CHALLENGE:
Write out each line exactly as it stands, please.

-- begin MATERIAL SUPPLIED --

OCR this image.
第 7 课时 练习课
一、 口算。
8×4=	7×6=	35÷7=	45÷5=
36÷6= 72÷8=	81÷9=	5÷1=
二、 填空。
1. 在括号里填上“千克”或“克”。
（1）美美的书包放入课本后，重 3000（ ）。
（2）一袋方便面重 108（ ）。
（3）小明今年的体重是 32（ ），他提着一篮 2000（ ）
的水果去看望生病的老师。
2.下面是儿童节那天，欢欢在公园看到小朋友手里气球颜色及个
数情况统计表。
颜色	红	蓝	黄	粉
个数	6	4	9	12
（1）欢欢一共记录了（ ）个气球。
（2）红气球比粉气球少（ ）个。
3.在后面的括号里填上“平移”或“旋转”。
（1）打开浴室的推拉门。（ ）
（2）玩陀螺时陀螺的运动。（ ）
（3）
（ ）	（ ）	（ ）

-- end MATERIAL SUPPLIED --

RESPONSE BELOW:
OCR this image.
第 7 课时 练习课
一、 口算。
8×4=	7×6=	35÷7=	45÷5=
36÷6= 72÷8=	81÷9=	5÷1=
二、 填空。
1. 在括号里填上“千克”或“克”。
（1）美美的书包放入课本后，重 3000（ ）。
（2）一袋方便面重 108（ ）。
（3）小明今年的体重是 32（ ），他提着一篮 2000（ ）
的水果去看望生病的老师。
2.下面是儿童节那天，欢欢在公园看到小朋友手里气球颜色及个
数情况统计表。
颜色	红	蓝	黄	粉
个数	6	4	9	12
（1）欢欢一共记录了（ ）个气球。
（2）红气球比粉气球少（ ）个。
3.在后面的括号里填上“平移”或“旋转”。
（1）打开浴室的推拉门。（ ）
（2）玩陀螺时陀螺的运动。（ ）
（3）
（ ）	（ ）	（ ）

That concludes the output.